>> start DATASET ENTRIES
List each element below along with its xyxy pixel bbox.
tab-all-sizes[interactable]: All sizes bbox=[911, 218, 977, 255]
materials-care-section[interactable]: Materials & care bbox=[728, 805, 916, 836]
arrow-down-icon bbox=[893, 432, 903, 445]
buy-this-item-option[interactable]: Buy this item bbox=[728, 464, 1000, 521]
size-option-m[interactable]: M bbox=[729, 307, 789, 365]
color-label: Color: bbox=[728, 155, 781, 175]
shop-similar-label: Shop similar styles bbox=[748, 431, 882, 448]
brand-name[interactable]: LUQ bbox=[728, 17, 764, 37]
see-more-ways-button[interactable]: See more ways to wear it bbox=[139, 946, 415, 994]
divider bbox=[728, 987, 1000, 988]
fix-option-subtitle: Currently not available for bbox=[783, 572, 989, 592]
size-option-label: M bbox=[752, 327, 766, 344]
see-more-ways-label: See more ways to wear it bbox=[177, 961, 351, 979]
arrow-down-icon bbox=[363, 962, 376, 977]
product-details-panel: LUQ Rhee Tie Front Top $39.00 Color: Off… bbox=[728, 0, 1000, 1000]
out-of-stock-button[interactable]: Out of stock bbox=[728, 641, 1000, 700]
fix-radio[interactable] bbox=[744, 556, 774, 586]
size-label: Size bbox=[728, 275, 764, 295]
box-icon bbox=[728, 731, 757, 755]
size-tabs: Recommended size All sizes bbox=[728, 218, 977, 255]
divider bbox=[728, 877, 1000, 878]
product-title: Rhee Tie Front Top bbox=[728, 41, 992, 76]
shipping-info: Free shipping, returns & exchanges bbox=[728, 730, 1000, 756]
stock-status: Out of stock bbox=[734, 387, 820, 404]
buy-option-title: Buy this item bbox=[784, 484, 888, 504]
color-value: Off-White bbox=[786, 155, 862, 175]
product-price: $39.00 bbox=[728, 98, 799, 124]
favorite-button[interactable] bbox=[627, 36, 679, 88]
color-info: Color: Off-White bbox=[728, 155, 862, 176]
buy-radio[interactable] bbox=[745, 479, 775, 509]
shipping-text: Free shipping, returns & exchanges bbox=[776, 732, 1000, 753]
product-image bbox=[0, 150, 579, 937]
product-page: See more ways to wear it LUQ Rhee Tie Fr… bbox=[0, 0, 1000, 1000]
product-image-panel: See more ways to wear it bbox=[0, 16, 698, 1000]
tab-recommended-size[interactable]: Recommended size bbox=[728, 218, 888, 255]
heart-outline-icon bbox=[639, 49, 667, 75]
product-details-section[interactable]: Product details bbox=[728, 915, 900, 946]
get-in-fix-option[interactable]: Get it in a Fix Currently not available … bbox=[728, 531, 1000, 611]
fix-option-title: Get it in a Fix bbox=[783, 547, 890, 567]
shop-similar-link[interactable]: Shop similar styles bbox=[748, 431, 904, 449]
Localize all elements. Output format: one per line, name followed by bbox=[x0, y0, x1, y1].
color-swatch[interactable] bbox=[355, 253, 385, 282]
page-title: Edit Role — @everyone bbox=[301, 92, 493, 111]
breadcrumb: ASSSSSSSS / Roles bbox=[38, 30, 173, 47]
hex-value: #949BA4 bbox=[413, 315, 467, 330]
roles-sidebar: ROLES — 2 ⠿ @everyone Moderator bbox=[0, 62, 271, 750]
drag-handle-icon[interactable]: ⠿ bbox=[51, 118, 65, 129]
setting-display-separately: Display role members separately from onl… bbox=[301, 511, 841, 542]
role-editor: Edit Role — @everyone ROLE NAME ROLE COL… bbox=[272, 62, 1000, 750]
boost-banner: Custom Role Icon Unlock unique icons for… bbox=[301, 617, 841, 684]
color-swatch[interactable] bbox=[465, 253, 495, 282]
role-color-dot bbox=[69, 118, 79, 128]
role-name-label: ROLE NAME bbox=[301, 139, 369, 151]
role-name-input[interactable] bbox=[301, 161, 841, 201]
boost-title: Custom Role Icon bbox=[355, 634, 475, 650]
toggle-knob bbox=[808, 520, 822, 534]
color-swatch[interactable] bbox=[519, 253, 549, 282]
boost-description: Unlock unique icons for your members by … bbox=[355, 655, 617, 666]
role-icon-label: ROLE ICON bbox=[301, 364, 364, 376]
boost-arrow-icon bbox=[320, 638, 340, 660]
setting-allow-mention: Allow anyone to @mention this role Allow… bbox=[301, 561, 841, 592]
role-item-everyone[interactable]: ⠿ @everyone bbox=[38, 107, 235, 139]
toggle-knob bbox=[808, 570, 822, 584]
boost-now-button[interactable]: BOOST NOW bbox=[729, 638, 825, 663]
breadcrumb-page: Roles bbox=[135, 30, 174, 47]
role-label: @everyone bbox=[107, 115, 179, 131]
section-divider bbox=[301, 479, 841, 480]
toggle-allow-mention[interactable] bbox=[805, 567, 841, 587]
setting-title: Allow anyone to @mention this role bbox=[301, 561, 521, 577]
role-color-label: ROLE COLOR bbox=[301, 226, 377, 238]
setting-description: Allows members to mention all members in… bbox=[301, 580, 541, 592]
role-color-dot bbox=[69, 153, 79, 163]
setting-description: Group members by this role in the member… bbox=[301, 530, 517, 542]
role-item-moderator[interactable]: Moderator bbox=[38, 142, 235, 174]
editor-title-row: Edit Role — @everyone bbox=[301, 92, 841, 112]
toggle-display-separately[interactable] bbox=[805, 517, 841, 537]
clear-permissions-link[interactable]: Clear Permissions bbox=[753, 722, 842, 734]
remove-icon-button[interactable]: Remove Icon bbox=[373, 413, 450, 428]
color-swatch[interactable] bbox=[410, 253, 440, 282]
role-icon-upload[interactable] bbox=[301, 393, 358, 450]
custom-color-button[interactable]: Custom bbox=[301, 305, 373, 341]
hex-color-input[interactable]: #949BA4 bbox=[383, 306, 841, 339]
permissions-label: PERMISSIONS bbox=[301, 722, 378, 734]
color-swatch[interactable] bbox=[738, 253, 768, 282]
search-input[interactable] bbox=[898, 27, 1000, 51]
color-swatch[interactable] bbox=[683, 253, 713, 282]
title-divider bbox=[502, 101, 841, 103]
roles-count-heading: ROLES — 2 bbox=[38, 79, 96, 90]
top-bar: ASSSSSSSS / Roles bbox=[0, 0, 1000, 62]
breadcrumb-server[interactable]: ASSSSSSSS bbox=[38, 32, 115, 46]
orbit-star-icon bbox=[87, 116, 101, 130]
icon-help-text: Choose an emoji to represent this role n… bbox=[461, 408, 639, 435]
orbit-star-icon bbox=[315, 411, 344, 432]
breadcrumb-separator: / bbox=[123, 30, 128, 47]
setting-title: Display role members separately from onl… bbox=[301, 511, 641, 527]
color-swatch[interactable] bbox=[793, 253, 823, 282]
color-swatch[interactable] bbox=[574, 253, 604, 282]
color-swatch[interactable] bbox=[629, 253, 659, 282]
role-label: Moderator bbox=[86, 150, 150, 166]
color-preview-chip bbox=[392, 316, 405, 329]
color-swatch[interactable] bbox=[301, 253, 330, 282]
>> end DATASET ENTRIES
**INSTRUCTION**
Copy every line of the records above word for word, with no changes.

**EXERCISE SOLUTION**
List each element below along with its xyxy pixel bbox.
tab-all-sizes[interactable]: All sizes bbox=[911, 218, 977, 255]
materials-care-section[interactable]: Materials & care bbox=[728, 805, 916, 836]
arrow-down-icon bbox=[893, 432, 903, 445]
buy-this-item-option[interactable]: Buy this item bbox=[728, 464, 1000, 521]
size-option-m[interactable]: M bbox=[729, 307, 789, 365]
color-label: Color: bbox=[728, 155, 781, 175]
shop-similar-label: Shop similar styles bbox=[748, 431, 882, 448]
brand-name[interactable]: LUQ bbox=[728, 17, 764, 37]
see-more-ways-button[interactable]: See more ways to wear it bbox=[139, 946, 415, 994]
divider bbox=[728, 987, 1000, 988]
fix-option-subtitle: Currently not available for bbox=[783, 572, 989, 592]
size-option-label: M bbox=[752, 327, 766, 344]
see-more-ways-label: See more ways to wear it bbox=[177, 961, 351, 979]
arrow-down-icon bbox=[363, 962, 376, 977]
product-details-panel: LUQ Rhee Tie Front Top $39.00 Color: Off… bbox=[728, 0, 1000, 1000]
out-of-stock-button[interactable]: Out of stock bbox=[728, 641, 1000, 700]
fix-radio[interactable] bbox=[744, 556, 774, 586]
size-label: Size bbox=[728, 275, 764, 295]
box-icon bbox=[728, 731, 757, 755]
size-tabs: Recommended size All sizes bbox=[728, 218, 977, 255]
divider bbox=[728, 877, 1000, 878]
product-title: Rhee Tie Front Top bbox=[728, 41, 992, 76]
shipping-info: Free shipping, returns & exchanges bbox=[728, 730, 1000, 756]
stock-status: Out of stock bbox=[734, 387, 820, 404]
buy-option-title: Buy this item bbox=[784, 484, 888, 504]
color-value: Off-White bbox=[786, 155, 862, 175]
product-price: $39.00 bbox=[728, 98, 799, 124]
favorite-button[interactable] bbox=[627, 36, 679, 88]
color-info: Color: Off-White bbox=[728, 155, 862, 176]
buy-radio[interactable] bbox=[745, 479, 775, 509]
shipping-text: Free shipping, returns & exchanges bbox=[776, 732, 1000, 753]
product-image bbox=[0, 150, 579, 937]
product-page: See more ways to wear it LUQ Rhee Tie Fr… bbox=[0, 0, 1000, 1000]
product-image-panel: See more ways to wear it bbox=[0, 16, 698, 1000]
tab-recommended-size[interactable]: Recommended size bbox=[728, 218, 888, 255]
heart-outline-icon bbox=[639, 49, 667, 75]
product-details-section[interactable]: Product details bbox=[728, 915, 900, 946]
get-in-fix-option[interactable]: Get it in a Fix Currently not available … bbox=[728, 531, 1000, 611]
fix-option-title: Get it in a Fix bbox=[783, 547, 890, 567]
shop-similar-link[interactable]: Shop similar styles bbox=[748, 431, 904, 449]
Localize all elements. Output format: one per line, name followed by bbox=[x0, y0, x1, y1].
color-swatch[interactable] bbox=[355, 253, 385, 282]
page-title: Edit Role — @everyone bbox=[301, 92, 493, 111]
breadcrumb: ASSSSSSSS / Roles bbox=[38, 30, 173, 47]
hex-value: #949BA4 bbox=[413, 315, 467, 330]
roles-sidebar: ROLES — 2 ⠿ @everyone Moderator bbox=[0, 62, 271, 750]
drag-handle-icon[interactable]: ⠿ bbox=[51, 118, 65, 129]
setting-display-separately: Display role members separately from onl… bbox=[301, 511, 841, 542]
role-editor: Edit Role — @everyone ROLE NAME ROLE COL… bbox=[272, 62, 1000, 750]
boost-banner: Custom Role Icon Unlock unique icons for… bbox=[301, 617, 841, 684]
color-swatch[interactable] bbox=[465, 253, 495, 282]
role-color-dot bbox=[69, 118, 79, 128]
role-name-label: ROLE NAME bbox=[301, 139, 369, 151]
role-name-input[interactable] bbox=[301, 161, 841, 201]
boost-title: Custom Role Icon bbox=[355, 634, 475, 650]
toggle-knob bbox=[808, 520, 822, 534]
color-swatch[interactable] bbox=[519, 253, 549, 282]
boost-description: Unlock unique icons for your members by … bbox=[355, 655, 617, 666]
role-icon-label: ROLE ICON bbox=[301, 364, 364, 376]
boost-arrow-icon bbox=[320, 638, 340, 660]
setting-allow-mention: Allow anyone to @mention this role Allow… bbox=[301, 561, 841, 592]
role-item-everyone[interactable]: ⠿ @everyone bbox=[38, 107, 235, 139]
toggle-knob bbox=[808, 570, 822, 584]
boost-now-button[interactable]: BOOST NOW bbox=[729, 638, 825, 663]
breadcrumb-page: Roles bbox=[135, 30, 174, 47]
role-label: @everyone bbox=[107, 115, 179, 131]
section-divider bbox=[301, 479, 841, 480]
toggle-allow-mention[interactable] bbox=[805, 567, 841, 587]
setting-title: Allow anyone to @mention this role bbox=[301, 561, 521, 577]
role-color-label: ROLE COLOR bbox=[301, 226, 377, 238]
setting-description: Allows members to mention all members in… bbox=[301, 580, 541, 592]
role-color-dot bbox=[69, 153, 79, 163]
setting-description: Group members by this role in the member… bbox=[301, 530, 517, 542]
role-item-moderator[interactable]: Moderator bbox=[38, 142, 235, 174]
editor-title-row: Edit Role — @everyone bbox=[301, 92, 841, 112]
toggle-display-separately[interactable] bbox=[805, 517, 841, 537]
clear-permissions-link[interactable]: Clear Permissions bbox=[753, 722, 842, 734]
remove-icon-button[interactable]: Remove Icon bbox=[373, 413, 450, 428]
color-swatch[interactable] bbox=[410, 253, 440, 282]
role-icon-upload[interactable] bbox=[301, 393, 358, 450]
custom-color-button[interactable]: Custom bbox=[301, 305, 373, 341]
hex-color-input[interactable]: #949BA4 bbox=[383, 306, 841, 339]
permissions-label: PERMISSIONS bbox=[301, 722, 378, 734]
color-swatch[interactable] bbox=[738, 253, 768, 282]
search-input[interactable] bbox=[898, 27, 1000, 51]
color-swatch[interactable] bbox=[683, 253, 713, 282]
title-divider bbox=[502, 101, 841, 103]
roles-count-heading: ROLES — 2 bbox=[38, 79, 96, 90]
top-bar: ASSSSSSSS / Roles bbox=[0, 0, 1000, 62]
breadcrumb-server[interactable]: ASSSSSSSS bbox=[38, 32, 115, 46]
orbit-star-icon bbox=[87, 116, 101, 130]
icon-help-text: Choose an emoji to represent this role n… bbox=[461, 408, 639, 435]
orbit-star-icon bbox=[315, 411, 344, 432]
breadcrumb-separator: / bbox=[123, 30, 128, 47]
setting-title: Display role members separately from onl… bbox=[301, 511, 641, 527]
color-swatch[interactable] bbox=[793, 253, 823, 282]
color-swatch[interactable] bbox=[574, 253, 604, 282]
color-swatch[interactable] bbox=[629, 253, 659, 282]
role-label: Moderator bbox=[86, 150, 150, 166]
color-preview-chip bbox=[392, 316, 405, 329]
color-swatch[interactable] bbox=[301, 253, 330, 282]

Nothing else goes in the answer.